_Given request_
Identify and reproduce every line holding the string "ottimizzazione".
___
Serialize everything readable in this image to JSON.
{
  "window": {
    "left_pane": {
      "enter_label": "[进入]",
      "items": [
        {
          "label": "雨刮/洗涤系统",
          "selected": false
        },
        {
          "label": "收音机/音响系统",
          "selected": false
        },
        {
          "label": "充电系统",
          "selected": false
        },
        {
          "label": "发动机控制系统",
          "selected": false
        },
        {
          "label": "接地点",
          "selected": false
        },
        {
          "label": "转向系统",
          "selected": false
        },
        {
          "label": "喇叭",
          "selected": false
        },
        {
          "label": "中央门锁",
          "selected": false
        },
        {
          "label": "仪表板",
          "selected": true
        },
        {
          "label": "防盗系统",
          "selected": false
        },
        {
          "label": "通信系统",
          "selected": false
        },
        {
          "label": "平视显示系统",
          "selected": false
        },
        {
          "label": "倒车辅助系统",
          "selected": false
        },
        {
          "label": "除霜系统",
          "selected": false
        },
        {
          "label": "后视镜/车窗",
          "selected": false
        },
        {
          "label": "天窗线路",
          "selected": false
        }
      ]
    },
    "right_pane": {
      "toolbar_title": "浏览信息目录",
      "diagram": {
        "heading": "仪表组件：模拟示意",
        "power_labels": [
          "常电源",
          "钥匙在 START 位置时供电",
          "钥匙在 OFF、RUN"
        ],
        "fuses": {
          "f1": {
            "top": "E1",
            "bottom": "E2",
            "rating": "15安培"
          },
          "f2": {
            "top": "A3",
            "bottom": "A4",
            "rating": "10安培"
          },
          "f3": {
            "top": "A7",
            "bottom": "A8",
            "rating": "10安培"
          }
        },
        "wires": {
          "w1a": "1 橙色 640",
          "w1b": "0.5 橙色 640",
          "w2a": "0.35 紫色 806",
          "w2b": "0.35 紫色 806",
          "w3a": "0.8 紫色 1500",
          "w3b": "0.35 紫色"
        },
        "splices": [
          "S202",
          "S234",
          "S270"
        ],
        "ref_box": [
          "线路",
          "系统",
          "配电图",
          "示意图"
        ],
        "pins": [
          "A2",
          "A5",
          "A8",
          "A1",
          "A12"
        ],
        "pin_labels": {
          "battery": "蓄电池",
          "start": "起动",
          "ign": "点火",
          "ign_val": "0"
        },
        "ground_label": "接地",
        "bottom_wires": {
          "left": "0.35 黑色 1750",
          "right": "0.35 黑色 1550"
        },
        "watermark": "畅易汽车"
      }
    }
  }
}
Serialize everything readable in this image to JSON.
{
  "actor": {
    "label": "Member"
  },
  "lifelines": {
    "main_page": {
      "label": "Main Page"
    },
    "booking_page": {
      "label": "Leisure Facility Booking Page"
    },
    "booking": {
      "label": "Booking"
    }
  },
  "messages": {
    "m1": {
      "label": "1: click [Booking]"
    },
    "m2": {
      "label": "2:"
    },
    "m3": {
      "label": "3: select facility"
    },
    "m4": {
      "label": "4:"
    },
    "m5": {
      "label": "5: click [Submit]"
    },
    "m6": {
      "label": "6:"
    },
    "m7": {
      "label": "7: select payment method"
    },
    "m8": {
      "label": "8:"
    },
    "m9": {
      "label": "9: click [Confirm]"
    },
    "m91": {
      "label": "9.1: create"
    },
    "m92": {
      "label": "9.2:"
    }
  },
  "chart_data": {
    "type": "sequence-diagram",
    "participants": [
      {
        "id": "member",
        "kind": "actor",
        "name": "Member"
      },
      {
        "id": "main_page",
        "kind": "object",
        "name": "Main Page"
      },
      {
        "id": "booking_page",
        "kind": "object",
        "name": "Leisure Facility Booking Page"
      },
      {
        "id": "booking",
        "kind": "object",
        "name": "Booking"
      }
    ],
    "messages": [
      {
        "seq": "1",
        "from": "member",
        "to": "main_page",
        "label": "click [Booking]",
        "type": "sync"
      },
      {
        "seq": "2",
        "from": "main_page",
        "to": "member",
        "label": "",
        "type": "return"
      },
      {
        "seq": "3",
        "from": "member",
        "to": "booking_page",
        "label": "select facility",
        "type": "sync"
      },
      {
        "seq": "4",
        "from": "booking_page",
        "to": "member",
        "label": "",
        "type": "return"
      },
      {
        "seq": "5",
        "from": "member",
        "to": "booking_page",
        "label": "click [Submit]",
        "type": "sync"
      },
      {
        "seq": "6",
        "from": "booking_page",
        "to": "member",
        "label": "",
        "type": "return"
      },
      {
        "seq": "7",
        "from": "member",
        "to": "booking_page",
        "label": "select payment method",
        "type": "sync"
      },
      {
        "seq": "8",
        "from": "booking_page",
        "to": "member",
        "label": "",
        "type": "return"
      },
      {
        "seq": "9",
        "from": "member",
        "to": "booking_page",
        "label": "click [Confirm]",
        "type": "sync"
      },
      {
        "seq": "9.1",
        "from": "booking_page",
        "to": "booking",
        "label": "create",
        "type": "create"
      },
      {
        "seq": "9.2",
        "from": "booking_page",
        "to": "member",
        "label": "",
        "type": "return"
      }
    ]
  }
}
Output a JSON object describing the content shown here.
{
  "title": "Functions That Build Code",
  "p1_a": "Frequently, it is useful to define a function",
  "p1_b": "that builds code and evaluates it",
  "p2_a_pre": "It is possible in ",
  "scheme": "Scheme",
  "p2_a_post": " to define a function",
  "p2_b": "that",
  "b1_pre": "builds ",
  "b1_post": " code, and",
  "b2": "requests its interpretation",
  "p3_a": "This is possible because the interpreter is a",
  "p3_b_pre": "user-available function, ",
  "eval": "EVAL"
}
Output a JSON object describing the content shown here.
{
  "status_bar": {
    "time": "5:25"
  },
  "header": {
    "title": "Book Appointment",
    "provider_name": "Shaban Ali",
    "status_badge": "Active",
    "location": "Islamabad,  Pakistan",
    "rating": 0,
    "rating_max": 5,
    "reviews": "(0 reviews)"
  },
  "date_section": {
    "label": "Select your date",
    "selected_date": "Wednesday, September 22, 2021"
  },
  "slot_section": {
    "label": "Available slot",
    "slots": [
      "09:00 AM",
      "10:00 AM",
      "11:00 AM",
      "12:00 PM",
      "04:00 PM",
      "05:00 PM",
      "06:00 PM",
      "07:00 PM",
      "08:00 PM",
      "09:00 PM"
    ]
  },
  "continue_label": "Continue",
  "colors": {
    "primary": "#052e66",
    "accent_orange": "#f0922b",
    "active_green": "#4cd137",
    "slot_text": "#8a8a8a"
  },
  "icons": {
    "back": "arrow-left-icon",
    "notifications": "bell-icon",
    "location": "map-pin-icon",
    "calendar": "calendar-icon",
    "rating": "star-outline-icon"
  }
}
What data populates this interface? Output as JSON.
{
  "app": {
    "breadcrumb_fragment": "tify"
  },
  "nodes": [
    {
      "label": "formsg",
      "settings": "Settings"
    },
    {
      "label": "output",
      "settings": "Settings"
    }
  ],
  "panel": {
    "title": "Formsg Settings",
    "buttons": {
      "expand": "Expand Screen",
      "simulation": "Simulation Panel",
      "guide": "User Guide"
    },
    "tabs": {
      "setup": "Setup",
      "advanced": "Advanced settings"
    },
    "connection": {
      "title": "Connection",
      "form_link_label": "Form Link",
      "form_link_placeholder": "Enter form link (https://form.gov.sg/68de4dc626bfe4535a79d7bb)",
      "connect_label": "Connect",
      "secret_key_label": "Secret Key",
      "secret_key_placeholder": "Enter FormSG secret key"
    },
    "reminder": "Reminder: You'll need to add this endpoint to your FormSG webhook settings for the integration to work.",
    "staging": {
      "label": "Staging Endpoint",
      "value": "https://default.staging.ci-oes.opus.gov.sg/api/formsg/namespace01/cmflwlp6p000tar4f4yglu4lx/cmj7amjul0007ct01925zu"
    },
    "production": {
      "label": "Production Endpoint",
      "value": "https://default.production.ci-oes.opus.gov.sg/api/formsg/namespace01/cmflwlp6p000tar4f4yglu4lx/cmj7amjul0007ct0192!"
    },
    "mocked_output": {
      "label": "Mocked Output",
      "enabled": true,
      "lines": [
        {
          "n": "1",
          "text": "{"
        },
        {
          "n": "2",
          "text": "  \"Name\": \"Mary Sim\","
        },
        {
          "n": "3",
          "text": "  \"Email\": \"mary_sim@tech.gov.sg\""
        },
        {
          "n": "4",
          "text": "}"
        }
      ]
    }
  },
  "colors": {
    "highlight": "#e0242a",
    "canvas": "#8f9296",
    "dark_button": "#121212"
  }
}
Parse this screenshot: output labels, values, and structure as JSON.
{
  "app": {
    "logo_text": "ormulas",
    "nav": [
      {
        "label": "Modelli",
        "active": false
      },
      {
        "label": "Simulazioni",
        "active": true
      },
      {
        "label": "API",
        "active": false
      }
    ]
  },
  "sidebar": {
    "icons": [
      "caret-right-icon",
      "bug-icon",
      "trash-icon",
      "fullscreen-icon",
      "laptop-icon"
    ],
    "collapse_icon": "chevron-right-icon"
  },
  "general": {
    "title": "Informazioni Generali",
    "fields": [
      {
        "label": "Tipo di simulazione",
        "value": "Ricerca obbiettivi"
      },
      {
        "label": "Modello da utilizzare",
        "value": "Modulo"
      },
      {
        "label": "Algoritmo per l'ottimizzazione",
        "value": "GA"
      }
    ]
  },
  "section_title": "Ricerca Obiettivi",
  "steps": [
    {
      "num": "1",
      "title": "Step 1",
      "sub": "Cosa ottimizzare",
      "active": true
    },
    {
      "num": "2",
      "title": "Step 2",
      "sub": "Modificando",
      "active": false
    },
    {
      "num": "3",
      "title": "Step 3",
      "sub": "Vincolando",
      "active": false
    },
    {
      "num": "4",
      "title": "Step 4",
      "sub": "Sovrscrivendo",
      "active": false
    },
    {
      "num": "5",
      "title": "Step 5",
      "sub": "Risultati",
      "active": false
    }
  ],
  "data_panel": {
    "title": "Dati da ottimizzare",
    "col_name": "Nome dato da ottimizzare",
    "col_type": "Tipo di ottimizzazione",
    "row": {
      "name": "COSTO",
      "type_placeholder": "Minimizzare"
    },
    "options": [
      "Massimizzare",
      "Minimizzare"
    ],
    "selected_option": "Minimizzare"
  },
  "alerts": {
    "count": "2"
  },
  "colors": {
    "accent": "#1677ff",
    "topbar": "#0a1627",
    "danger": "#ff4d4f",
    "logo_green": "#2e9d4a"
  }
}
___
_Exercise result_
        "label": "Algoritmo per l'ottimizzazione",
    "col_type": "Tipo di ottimizzazione",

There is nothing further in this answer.